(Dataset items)

'''

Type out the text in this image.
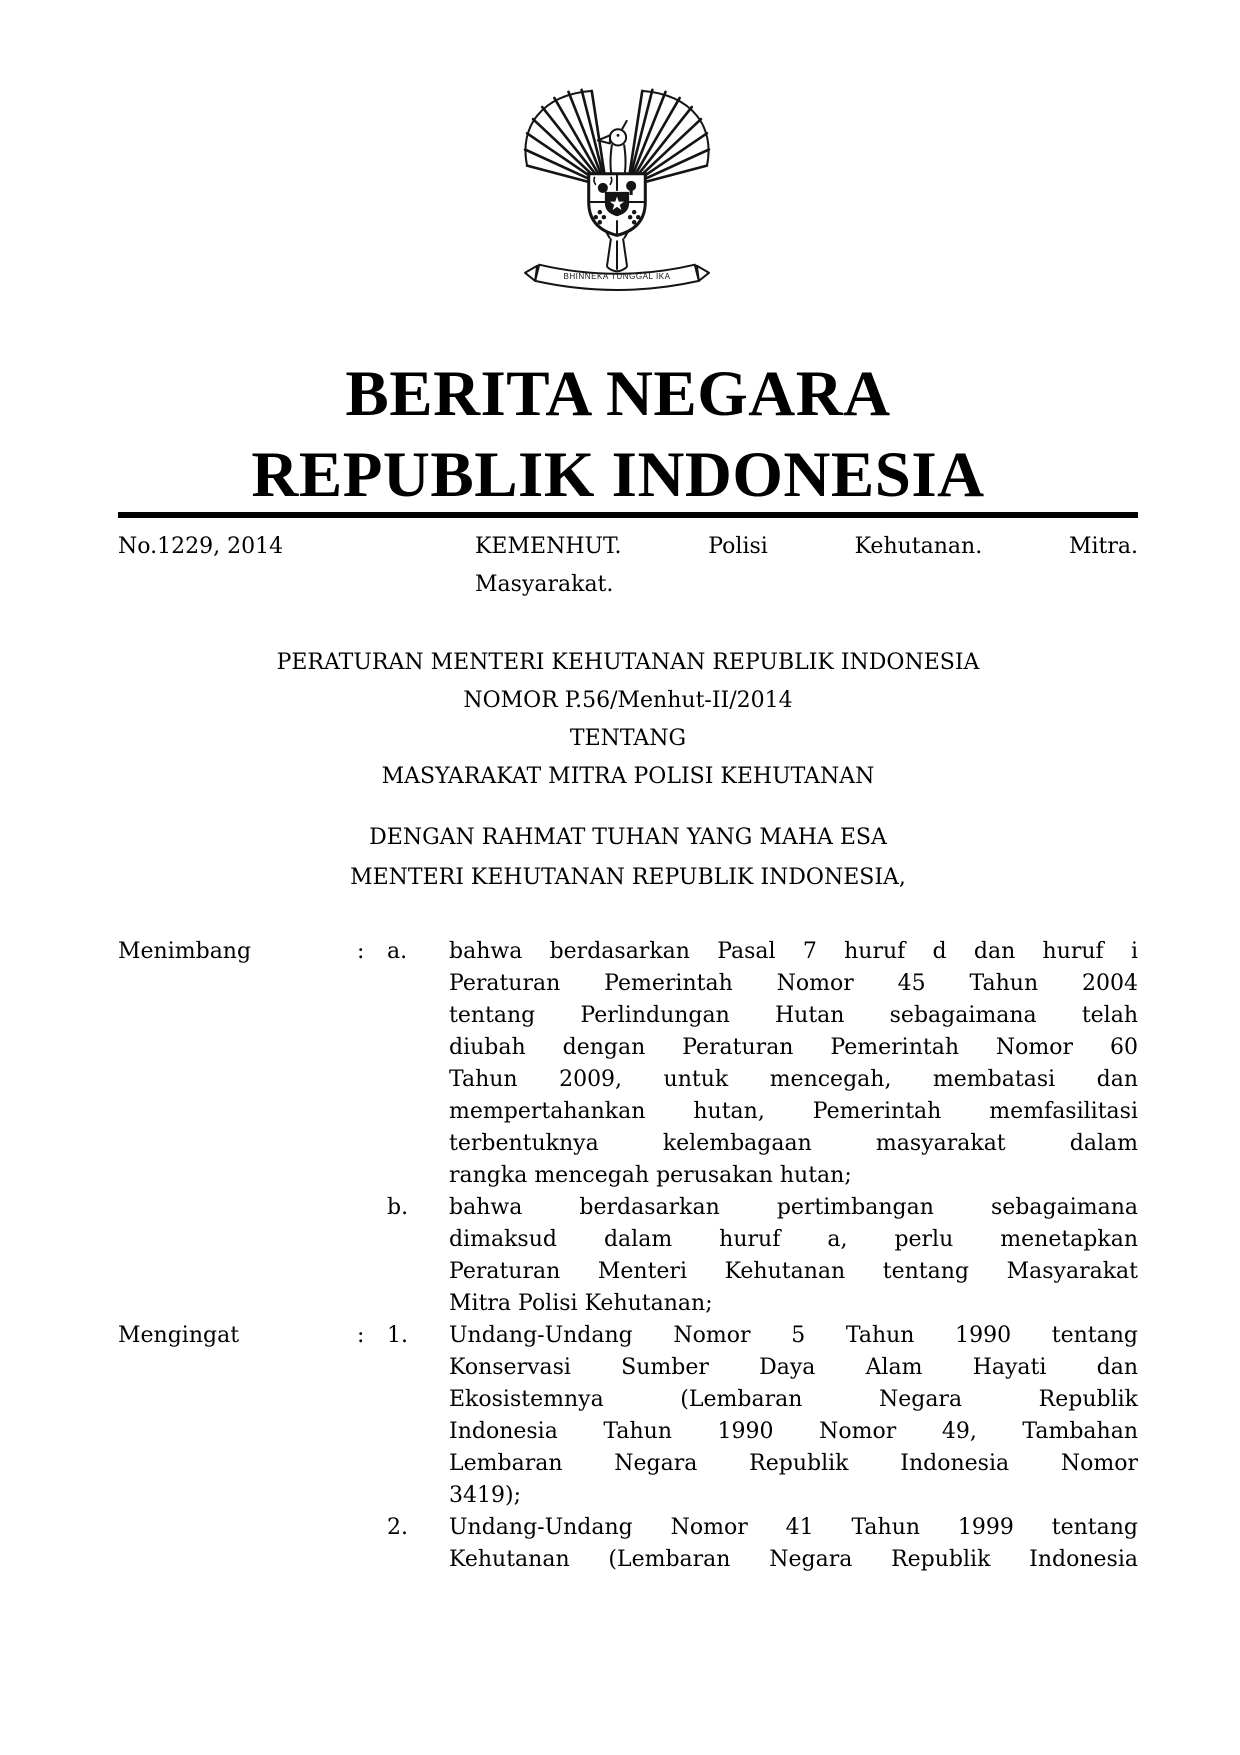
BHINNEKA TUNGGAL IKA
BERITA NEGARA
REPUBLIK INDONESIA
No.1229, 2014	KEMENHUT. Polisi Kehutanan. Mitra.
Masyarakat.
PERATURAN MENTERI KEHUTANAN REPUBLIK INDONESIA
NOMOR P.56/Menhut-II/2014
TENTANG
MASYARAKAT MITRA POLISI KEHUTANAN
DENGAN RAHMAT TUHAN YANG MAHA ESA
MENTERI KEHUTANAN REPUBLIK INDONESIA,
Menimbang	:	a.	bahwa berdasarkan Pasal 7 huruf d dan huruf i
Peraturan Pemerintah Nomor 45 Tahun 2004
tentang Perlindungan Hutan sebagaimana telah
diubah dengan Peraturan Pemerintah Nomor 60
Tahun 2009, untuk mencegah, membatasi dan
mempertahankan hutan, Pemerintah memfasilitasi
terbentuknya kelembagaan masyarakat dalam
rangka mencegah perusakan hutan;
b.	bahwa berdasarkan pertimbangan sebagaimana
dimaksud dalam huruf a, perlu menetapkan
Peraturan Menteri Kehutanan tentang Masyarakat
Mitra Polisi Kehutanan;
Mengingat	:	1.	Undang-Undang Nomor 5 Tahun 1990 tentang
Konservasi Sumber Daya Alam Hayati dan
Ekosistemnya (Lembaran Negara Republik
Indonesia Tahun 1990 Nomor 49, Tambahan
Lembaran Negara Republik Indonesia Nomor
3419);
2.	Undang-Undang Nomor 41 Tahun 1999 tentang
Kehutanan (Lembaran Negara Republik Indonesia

'''

Do this:
Retype all of the entries exactly as written, leaving out any images.

Expected answer:
Type out the text in this image.
BHINNEKA TUNGGAL IKA
BERITA NEGARA
REPUBLIK INDONESIA
No.1229, 2014	KEMENHUT. Polisi Kehutanan. Mitra.
Masyarakat.
PERATURAN MENTERI KEHUTANAN REPUBLIK INDONESIA
NOMOR P.56/Menhut-II/2014
TENTANG
MASYARAKAT MITRA POLISI KEHUTANAN
DENGAN RAHMAT TUHAN YANG MAHA ESA
MENTERI KEHUTANAN REPUBLIK INDONESIA,
Menimbang	:	a.	bahwa berdasarkan Pasal 7 huruf d dan huruf i
Peraturan Pemerintah Nomor 45 Tahun 2004
tentang Perlindungan Hutan sebagaimana telah
diubah dengan Peraturan Pemerintah Nomor 60
Tahun 2009, untuk mencegah, membatasi dan
mempertahankan hutan, Pemerintah memfasilitasi
terbentuknya kelembagaan masyarakat dalam
rangka mencegah perusakan hutan;
b.	bahwa berdasarkan pertimbangan sebagaimana
dimaksud dalam huruf a, perlu menetapkan
Peraturan Menteri Kehutanan tentang Masyarakat
Mitra Polisi Kehutanan;
Mengingat	:	1.	Undang-Undang Nomor 5 Tahun 1990 tentang
Konservasi Sumber Daya Alam Hayati dan
Ekosistemnya (Lembaran Negara Republik
Indonesia Tahun 1990 Nomor 49, Tambahan
Lembaran Negara Republik Indonesia Nomor
3419);
2.	Undang-Undang Nomor 41 Tahun 1999 tentang
Kehutanan (Lembaran Negara Republik Indonesia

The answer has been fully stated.